### Instructions for the task
Can you quote the records below in full, word for word?

════════════════════

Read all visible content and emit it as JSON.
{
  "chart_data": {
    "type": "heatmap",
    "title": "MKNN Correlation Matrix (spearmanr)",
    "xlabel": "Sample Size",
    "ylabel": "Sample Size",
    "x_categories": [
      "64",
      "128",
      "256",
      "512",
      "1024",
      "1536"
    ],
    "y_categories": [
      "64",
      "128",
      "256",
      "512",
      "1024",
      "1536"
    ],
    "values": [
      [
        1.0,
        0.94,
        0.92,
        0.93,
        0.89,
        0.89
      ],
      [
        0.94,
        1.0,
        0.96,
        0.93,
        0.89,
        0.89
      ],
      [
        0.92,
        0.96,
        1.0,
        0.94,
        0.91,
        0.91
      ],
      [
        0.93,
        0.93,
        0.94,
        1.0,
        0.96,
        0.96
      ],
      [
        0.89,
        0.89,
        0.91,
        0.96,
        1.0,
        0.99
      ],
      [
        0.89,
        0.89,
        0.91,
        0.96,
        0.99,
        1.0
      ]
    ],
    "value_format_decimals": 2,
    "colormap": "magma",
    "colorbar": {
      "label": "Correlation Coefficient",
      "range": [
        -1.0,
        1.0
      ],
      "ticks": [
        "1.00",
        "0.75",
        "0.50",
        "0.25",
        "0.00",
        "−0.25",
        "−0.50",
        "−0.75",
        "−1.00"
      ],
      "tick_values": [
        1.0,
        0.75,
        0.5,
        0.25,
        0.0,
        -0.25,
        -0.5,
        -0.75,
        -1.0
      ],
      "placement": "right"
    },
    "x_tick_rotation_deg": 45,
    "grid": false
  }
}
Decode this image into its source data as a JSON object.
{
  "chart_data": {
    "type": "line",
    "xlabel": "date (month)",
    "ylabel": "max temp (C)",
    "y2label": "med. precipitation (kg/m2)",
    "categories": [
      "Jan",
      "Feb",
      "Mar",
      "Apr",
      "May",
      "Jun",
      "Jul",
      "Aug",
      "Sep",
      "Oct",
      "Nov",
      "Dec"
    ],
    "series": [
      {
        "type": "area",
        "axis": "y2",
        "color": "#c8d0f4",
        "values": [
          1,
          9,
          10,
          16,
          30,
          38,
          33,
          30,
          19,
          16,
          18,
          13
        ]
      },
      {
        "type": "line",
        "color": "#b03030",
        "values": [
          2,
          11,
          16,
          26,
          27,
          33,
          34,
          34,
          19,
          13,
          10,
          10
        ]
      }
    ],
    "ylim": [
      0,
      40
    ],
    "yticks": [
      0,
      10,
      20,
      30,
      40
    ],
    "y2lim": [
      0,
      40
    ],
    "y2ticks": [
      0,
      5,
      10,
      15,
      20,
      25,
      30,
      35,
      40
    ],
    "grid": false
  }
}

════════════════════

### Right answer
Read all visible content and emit it as JSON.
{
  "chart_data": {
    "type": "heatmap",
    "title": "MKNN Correlation Matrix (spearmanr)",
    "xlabel": "Sample Size",
    "ylabel": "Sample Size",
    "x_categories": [
      "64",
      "128",
      "256",
      "512",
      "1024",
      "1536"
    ],
    "y_categories": [
      "64",
      "128",
      "256",
      "512",
      "1024",
      "1536"
    ],
    "values": [
      [
        1.0,
        0.94,
        0.92,
        0.93,
        0.89,
        0.89
      ],
      [
        0.94,
        1.0,
        0.96,
        0.93,
        0.89,
        0.89
      ],
      [
        0.92,
        0.96,
        1.0,
        0.94,
        0.91,
        0.91
      ],
      [
        0.93,
        0.93,
        0.94,
        1.0,
        0.96,
        0.96
      ],
      [
        0.89,
        0.89,
        0.91,
        0.96,
        1.0,
        0.99
      ],
      [
        0.89,
        0.89,
        0.91,
        0.96,
        0.99,
        1.0
      ]
    ],
    "value_format_decimals": 2,
    "colormap": "magma",
    "colorbar": {
      "label": "Correlation Coefficient",
      "range": [
        -1.0,
        1.0
      ],
      "ticks": [
        "1.00",
        "0.75",
        "0.50",
        "0.25",
        "0.00",
        "−0.25",
        "−0.50",
        "−0.75",
        "−1.00"
      ],
      "tick_values": [
        1.0,
        0.75,
        0.5,
        0.25,
        0.0,
        -0.25,
        -0.5,
        -0.75,
        -1.0
      ],
      "placement": "right"
    },
    "x_tick_rotation_deg": 45,
    "grid": false
  }
}
Decode this image into its source data as a JSON object.
{
  "chart_data": {
    "type": "line",
    "xlabel": "date (month)",
    "ylabel": "max temp (C)",
    "y2label": "med. precipitation (kg/m2)",
    "categories": [
      "Jan",
      "Feb",
      "Mar",
      "Apr",
      "May",
      "Jun",
      "Jul",
      "Aug",
      "Sep",
      "Oct",
      "Nov",
      "Dec"
    ],
    "series": [
      {
        "type": "area",
        "axis": "y2",
        "color": "#c8d0f4",
        "values": [
          1,
          9,
          10,
          16,
          30,
          38,
          33,
          30,
          19,
          16,
          18,
          13
        ]
      },
      {
        "type": "line",
        "color": "#b03030",
        "values": [
          2,
          11,
          16,
          26,
          27,
          33,
          34,
          34,
          19,
          13,
          10,
          10
        ]
      }
    ],
    "ylim": [
      0,
      40
    ],
    "yticks": [
      0,
      10,
      20,
      30,
      40
    ],
    "y2lim": [
      0,
      40
    ],
    "y2ticks": [
      0,
      5,
      10,
      15,
      20,
      25,
      30,
      35,
      40
    ],
    "grid": false
  }
}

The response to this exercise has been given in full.